§ **Task prompt**: Your task is to write out the complete listing exactly as it is shown.

━━━━━ Record extracts ━━━━━

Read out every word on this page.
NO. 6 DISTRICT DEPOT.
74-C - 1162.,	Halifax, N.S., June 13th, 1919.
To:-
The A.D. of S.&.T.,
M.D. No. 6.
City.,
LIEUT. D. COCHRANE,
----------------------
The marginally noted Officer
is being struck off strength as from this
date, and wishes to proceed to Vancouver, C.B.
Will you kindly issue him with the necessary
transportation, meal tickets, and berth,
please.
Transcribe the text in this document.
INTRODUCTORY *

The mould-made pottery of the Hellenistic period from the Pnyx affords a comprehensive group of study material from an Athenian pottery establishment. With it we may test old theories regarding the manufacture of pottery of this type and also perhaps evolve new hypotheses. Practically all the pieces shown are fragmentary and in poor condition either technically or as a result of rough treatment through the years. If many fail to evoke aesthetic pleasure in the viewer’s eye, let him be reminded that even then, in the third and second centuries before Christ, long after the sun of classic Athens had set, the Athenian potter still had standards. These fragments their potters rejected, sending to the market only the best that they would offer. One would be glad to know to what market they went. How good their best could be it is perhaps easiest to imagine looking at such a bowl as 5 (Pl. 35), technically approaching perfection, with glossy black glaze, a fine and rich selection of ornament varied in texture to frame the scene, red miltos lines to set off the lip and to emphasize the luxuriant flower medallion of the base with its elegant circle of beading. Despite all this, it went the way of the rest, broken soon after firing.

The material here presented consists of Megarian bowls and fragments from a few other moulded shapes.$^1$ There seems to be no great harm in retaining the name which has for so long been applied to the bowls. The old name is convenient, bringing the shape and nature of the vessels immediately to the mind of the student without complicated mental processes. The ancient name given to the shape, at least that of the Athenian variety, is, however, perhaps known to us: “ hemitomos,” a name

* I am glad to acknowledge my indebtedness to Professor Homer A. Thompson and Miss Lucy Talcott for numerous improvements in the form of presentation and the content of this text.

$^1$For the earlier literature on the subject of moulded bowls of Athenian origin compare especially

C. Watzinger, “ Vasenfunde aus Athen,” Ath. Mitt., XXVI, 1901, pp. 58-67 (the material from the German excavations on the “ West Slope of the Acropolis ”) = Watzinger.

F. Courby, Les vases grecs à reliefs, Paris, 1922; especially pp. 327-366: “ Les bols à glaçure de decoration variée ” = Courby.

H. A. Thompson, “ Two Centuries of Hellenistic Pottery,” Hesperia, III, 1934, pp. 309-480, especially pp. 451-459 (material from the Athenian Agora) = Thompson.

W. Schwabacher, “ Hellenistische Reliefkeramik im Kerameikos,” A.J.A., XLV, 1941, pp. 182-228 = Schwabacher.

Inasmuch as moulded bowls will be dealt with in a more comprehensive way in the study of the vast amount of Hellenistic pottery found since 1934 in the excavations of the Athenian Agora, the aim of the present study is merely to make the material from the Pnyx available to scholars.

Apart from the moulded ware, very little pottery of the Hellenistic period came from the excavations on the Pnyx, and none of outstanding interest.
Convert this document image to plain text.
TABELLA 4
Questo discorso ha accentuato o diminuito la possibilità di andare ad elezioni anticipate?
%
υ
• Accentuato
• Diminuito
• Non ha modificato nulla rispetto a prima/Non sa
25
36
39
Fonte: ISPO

━━━━━

§ **Answer to this exercise**:
Read out every word on this page.
NO. 6 DISTRICT DEPOT.
74-C - 1162.,	Halifax, N.S., June 13th, 1919.
To:-
The A.D. of S.&.T.,
M.D. No. 6.
City.,
LIEUT. D. COCHRANE,
----------------------
The marginally noted Officer
is being struck off strength as from this
date, and wishes to proceed to Vancouver, C.B.
Will you kindly issue him with the necessary
transportation, meal tickets, and berth,
please.
Transcribe the text in this document.
INTRODUCTORY *

The mould-made pottery of the Hellenistic period from the Pnyx affords a comprehensive group of study material from an Athenian pottery establishment. With it we may test old theories regarding the manufacture of pottery of this type and also perhaps evolve new hypotheses. Practically all the pieces shown are fragmentary and in poor condition either technically or as a result of rough treatment through the years. If many fail to evoke aesthetic pleasure in the viewer’s eye, let him be reminded that even then, in the third and second centuries before Christ, long after the sun of classic Athens had set, the Athenian potter still had standards. These fragments their potters rejected, sending to the market only the best that they would offer. One would be glad to know to what market they went. How good their best could be it is perhaps easiest to imagine looking at such a bowl as 5 (Pl. 35), technically approaching perfection, with glossy black glaze, a fine and rich selection of ornament varied in texture to frame the scene, red miltos lines to set off the lip and to emphasize the luxuriant flower medallion of the base with its elegant circle of beading. Despite all this, it went the way of the rest, broken soon after firing.

The material here presented consists of Megarian bowls and fragments from a few other moulded shapes.$^1$ There seems to be no great harm in retaining the name which has for so long been applied to the bowls. The old name is convenient, bringing the shape and nature of the vessels immediately to the mind of the student without complicated mental processes. The ancient name given to the shape, at least that of the Athenian variety, is, however, perhaps known to us: “ hemitomos,” a name

* I am glad to acknowledge my indebtedness to Professor Homer A. Thompson and Miss Lucy Talcott for numerous improvements in the form of presentation and the content of this text.

$^1$For the earlier literature on the subject of moulded bowls of Athenian origin compare especially

C. Watzinger, “ Vasenfunde aus Athen,” Ath. Mitt., XXVI, 1901, pp. 58-67 (the material from the German excavations on the “ West Slope of the Acropolis ”) = Watzinger.

F. Courby, Les vases grecs à reliefs, Paris, 1922; especially pp. 327-366: “ Les bols à glaçure de decoration variée ” = Courby.

H. A. Thompson, “ Two Centuries of Hellenistic Pottery,” Hesperia, III, 1934, pp. 309-480, especially pp. 451-459 (material from the Athenian Agora) = Thompson.

W. Schwabacher, “ Hellenistische Reliefkeramik im Kerameikos,” A.J.A., XLV, 1941, pp. 182-228 = Schwabacher.

Inasmuch as moulded bowls will be dealt with in a more comprehensive way in the study of the vast amount of Hellenistic pottery found since 1934 in the excavations of the Athenian Agora, the aim of the present study is merely to make the material from the Pnyx available to scholars.

Apart from the moulded ware, very little pottery of the Hellenistic period came from the excavations on the Pnyx, and none of outstanding interest.
Convert this document image to plain text.
TABELLA 4
Questo discorso ha accentuato o diminuito la possibilità di andare ad elezioni anticipate?
%
υ
• Accentuato
• Diminuito
• Non ha modificato nulla rispetto a prima/Non sa
25
36
39
Fonte: ISPO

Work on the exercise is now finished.